__Extrait fourni__
Modifications post première publication:
- 17/04/2014: ajouts des références 38b
- 14/05/2014: ajout de la référence 21b
- 12/7/2014: ajout de la référence 30d
- 10/5/2015: ajout de la référence 37bis

2014/03/15

La politique profonde et l’Etat profond

[La version en anglais de cet article est publiée ici - English translation is published here]

Le terme de « politique profonde » (deep politics) a été forgé par le Pr. Peter Dale Scott. La première mention dans un ouvrage remonte à ma connaissance à l’année 1993.[1] Dans ce livre figurent aussi les termes de « système politique profond » (deep political system) et de son étude (deep political analysis). 

L’objectif de cet article est de synthétiser les définitions proposées et celles des termes associés. L’approche de la politique profonde est fondamentale et essentielle pour mieux comprendre les mécanismes de la légitimité du pouvoir dans le monde politique moderne. Elle constitue l’ouverture d’un nouveau et immense champ en sciences politiques, comparable à la diffusion du Prince de Niccolò Machiavelli.

Entrées de données extraites
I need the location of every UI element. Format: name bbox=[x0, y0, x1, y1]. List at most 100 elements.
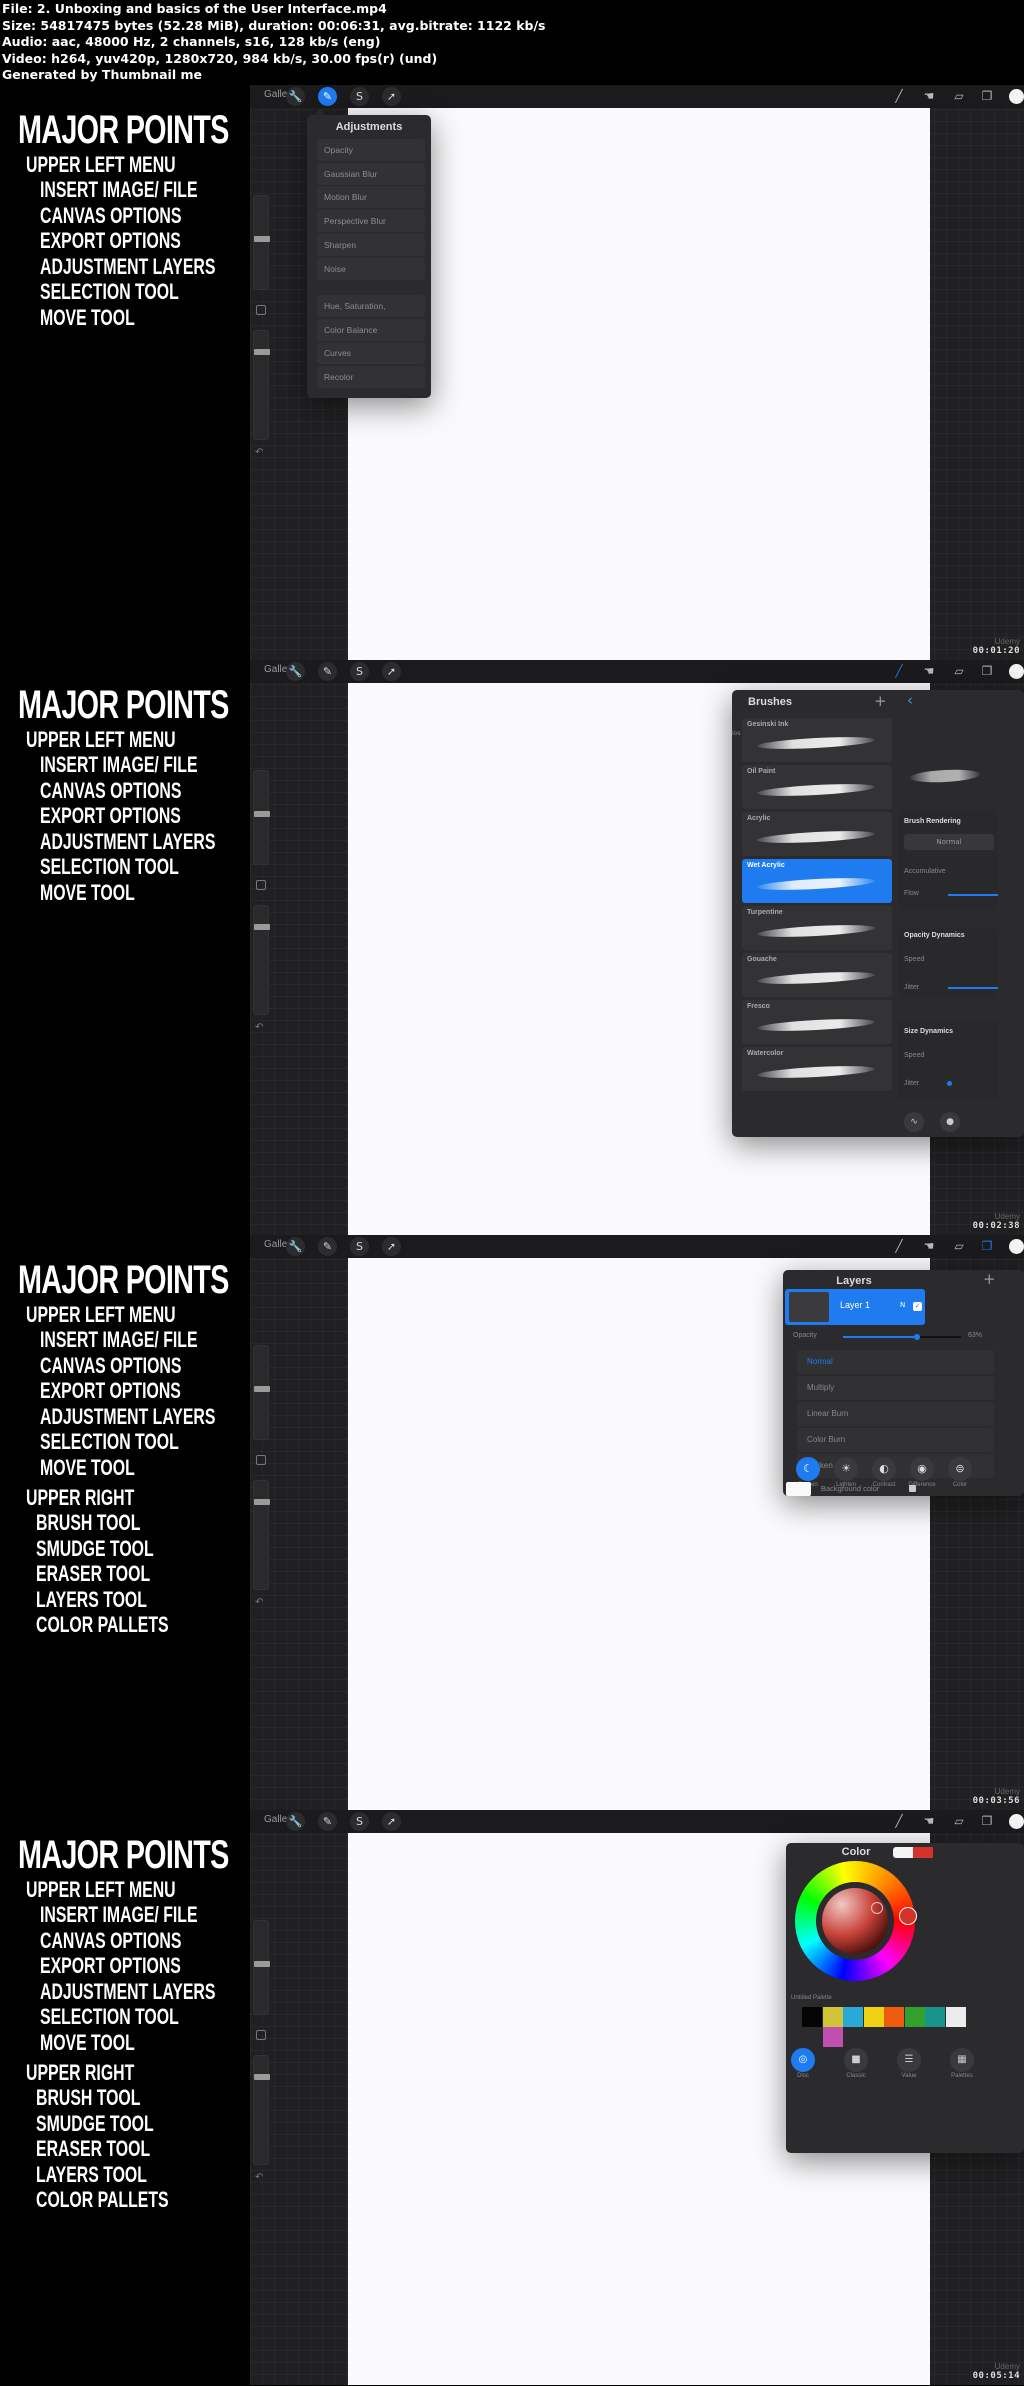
blend-mode-item[interactable]: Linear Burn bbox=[797, 1402, 994, 1426]
brush-tool-button[interactable]: ╱ bbox=[890, 88, 908, 105]
blend-group-difference-button[interactable]: ◉ bbox=[910, 1457, 934, 1481]
secondary-color-swatch[interactable] bbox=[893, 1847, 913, 1858]
background-color-swatch[interactable] bbox=[786, 1482, 811, 1496]
brush-opacity-thumb[interactable] bbox=[254, 924, 270, 930]
adjustments-button[interactable]: ✎ bbox=[318, 1812, 337, 1831]
actions-button[interactable]: 🔧 bbox=[286, 1237, 305, 1256]
adjustment-item[interactable]: Perspective Blur bbox=[317, 210, 425, 233]
palette-swatch[interactable] bbox=[863, 2007, 884, 2027]
eraser-tool-button[interactable]: ▱ bbox=[950, 88, 968, 105]
brush-size-slider[interactable] bbox=[253, 770, 270, 865]
blend-group-color-button[interactable]: ⊜ bbox=[948, 1457, 972, 1481]
adjustment-item[interactable]: Color Balance bbox=[317, 318, 425, 341]
modify-button[interactable] bbox=[256, 2030, 266, 2040]
modify-button[interactable] bbox=[256, 1455, 266, 1465]
undo-icon[interactable]: ↶ bbox=[255, 1597, 263, 1608]
jitter-slider[interactable] bbox=[948, 987, 998, 989]
actions-button[interactable]: 🔧 bbox=[286, 662, 305, 681]
blend-group-lighten-button[interactable]: ☀ bbox=[834, 1457, 858, 1481]
adjustment-item[interactable]: Sharpen bbox=[317, 233, 425, 256]
brush-size-slider[interactable] bbox=[253, 1920, 270, 2015]
selection-button[interactable]: S bbox=[350, 87, 369, 106]
palette-swatch[interactable] bbox=[822, 2007, 843, 2027]
adjustments-button[interactable]: ✎ bbox=[318, 662, 337, 681]
brush-size-thumb[interactable] bbox=[254, 236, 270, 242]
rendering-mode-button[interactable]: Normal bbox=[904, 834, 994, 850]
opacity-slider-thumb[interactable] bbox=[914, 1334, 921, 1340]
selection-button[interactable]: S bbox=[350, 1812, 369, 1831]
color-picker-button[interactable] bbox=[1009, 89, 1024, 104]
blend-mode-item[interactable]: Multiply bbox=[797, 1376, 994, 1400]
adjustment-item[interactable]: Motion Blur bbox=[317, 186, 425, 209]
layers-tool-button[interactable]: ❐ bbox=[978, 88, 996, 105]
smudge-tool-button[interactable]: ☚ bbox=[920, 663, 938, 680]
brush-tool-button[interactable]: ╱ bbox=[890, 1238, 908, 1255]
brush-opacity-slider[interactable] bbox=[253, 1480, 270, 1590]
brush-size-slider[interactable] bbox=[253, 1345, 270, 1440]
palette-swatch[interactable] bbox=[925, 2007, 945, 2027]
smudge-tool-button[interactable]: ☚ bbox=[920, 88, 938, 105]
eraser-tool-button[interactable]: ▱ bbox=[950, 663, 968, 680]
adjustment-item[interactable]: Recolor bbox=[317, 366, 425, 389]
brush-opacity-slider[interactable] bbox=[253, 2055, 270, 2165]
move-button[interactable]: ➚ bbox=[382, 662, 401, 681]
color-tab-classic-button[interactable]: ■ bbox=[844, 2048, 868, 2072]
brush-opacity-thumb[interactable] bbox=[254, 2074, 270, 2080]
brush-opacity-slider[interactable] bbox=[253, 905, 270, 1015]
saturation-brightness-disc[interactable] bbox=[822, 1888, 888, 1954]
brush-opacity-slider[interactable] bbox=[253, 330, 270, 440]
move-button[interactable]: ➚ bbox=[382, 1812, 401, 1831]
brush-size-thumb[interactable] bbox=[254, 811, 270, 817]
move-button[interactable]: ➚ bbox=[382, 1237, 401, 1256]
brush-opacity-thumb[interactable] bbox=[254, 1499, 270, 1505]
adjustment-item[interactable]: Gaussian Blur bbox=[317, 162, 425, 185]
eraser-tool-button[interactable]: ▱ bbox=[950, 1238, 968, 1255]
shape-icon[interactable]: ● bbox=[940, 1112, 960, 1132]
palette-swatch[interactable] bbox=[945, 2007, 966, 2027]
adjustment-item[interactable]: Opacity bbox=[317, 139, 425, 161]
primary-color-swatch[interactable] bbox=[913, 1847, 933, 1858]
blend-group-contrast-button[interactable]: ◐ bbox=[872, 1457, 896, 1481]
actions-button[interactable]: 🔧 bbox=[286, 87, 305, 106]
hue-picker-handle[interactable] bbox=[899, 1907, 917, 1925]
brush-tool-button[interactable]: ╱ bbox=[890, 663, 908, 680]
adjustments-button[interactable]: ✎ bbox=[318, 1237, 337, 1256]
brush-size-thumb[interactable] bbox=[254, 1386, 270, 1392]
sb-picker-handle[interactable] bbox=[871, 1902, 883, 1914]
brush-item[interactable]: Oil Paint bbox=[742, 765, 892, 809]
back-chevron-icon[interactable]: ‹ bbox=[907, 691, 913, 709]
brush-item[interactable]: Gesinski Ink bbox=[742, 718, 892, 762]
adjustments-button[interactable]: ✎ bbox=[318, 87, 337, 106]
blend-group-darken-button[interactable]: ☾ bbox=[796, 1457, 820, 1481]
color-tab-value-button[interactable]: ☰ bbox=[897, 2048, 921, 2072]
modify-button[interactable] bbox=[256, 305, 266, 315]
eraser-tool-button[interactable]: ▱ bbox=[950, 1813, 968, 1830]
brush-size-thumb[interactable] bbox=[254, 1961, 270, 1967]
opacity-slider[interactable] bbox=[843, 1334, 961, 1340]
undo-icon[interactable]: ↶ bbox=[255, 2172, 263, 2183]
color-picker-button[interactable] bbox=[1009, 664, 1024, 679]
brush-opacity-thumb[interactable] bbox=[254, 349, 270, 355]
blend-mode-item[interactable]: Color Burn bbox=[797, 1428, 994, 1452]
layer-visibility-checkbox[interactable]: ✓ bbox=[913, 1302, 922, 1311]
layers-tool-button[interactable]: ❐ bbox=[978, 1813, 996, 1830]
color-picker-button[interactable] bbox=[1009, 1239, 1024, 1254]
undo-icon[interactable]: ↶ bbox=[255, 1022, 263, 1033]
layers-tool-button[interactable]: ❐ bbox=[978, 1238, 996, 1255]
smudge-tool-button[interactable]: ☚ bbox=[920, 1813, 938, 1830]
stroke-path-icon[interactable]: ∿ bbox=[904, 1112, 924, 1132]
brush-item[interactable]: Turpentine bbox=[742, 906, 892, 950]
layers-tool-button[interactable]: ❐ bbox=[978, 663, 996, 680]
add-layer-icon[interactable]: + bbox=[983, 1270, 996, 1288]
palette-swatch[interactable] bbox=[904, 2007, 925, 2027]
blend-mode-item[interactable]: Normal bbox=[797, 1350, 994, 1374]
blend-mode-letter[interactable]: N bbox=[900, 1301, 905, 1309]
selection-button[interactable]: S bbox=[350, 662, 369, 681]
background-visibility-checkbox[interactable] bbox=[909, 1485, 916, 1492]
brush-item[interactable]: Fresco bbox=[742, 1000, 892, 1044]
actions-button[interactable]: 🔧 bbox=[286, 1812, 305, 1831]
color-picker-button[interactable] bbox=[1009, 1814, 1024, 1829]
palette-swatch[interactable] bbox=[884, 2007, 904, 2027]
layer-row[interactable]: Layer 1 N ✓ bbox=[785, 1289, 925, 1325]
brush-item[interactable]: Watercolor bbox=[742, 1047, 892, 1091]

__Tâches et exercices__
A. Reformulez sous forme de liste courte le paragraphe de l'extrait sur la politique profonde qui commence par « L'objectif de cet article est », en conservant ses faits principaux, s'il vous plaît.
B. Recopiez à l'identique le passage de l'extrait sur la politique profonde situé entre « L’objectif de cet » et « de Niccolò Machiavelli. », ces deux bornes comprises.

__Réponses complètes__
A.
- L'article vise à synthétiser les définitions proposées et celles des termes associés.
- L'approche de la politique profonde est jugée fondamentale et essentielle pour mieux comprendre les mécanismes de la légitimité du pouvoir dans le monde politique moderne.
- Elle ouvre un nouveau et immense champ en sciences politiques, comparable à la diffusion du Prince de Niccolò Machiavelli.

B.
L’objectif de cet article est de synthétiser les définitions proposées et celles des termes associés. L’approche de la politique profonde est fondamentale et essentielle pour mieux comprendre les mécanismes de la légitimité du pouvoir dans le monde politique moderne. Elle constitue l’ouverture d’un nouveau et immense champ en sciences politiques, comparable à la diffusion du Prince de Niccolò Machiavelli.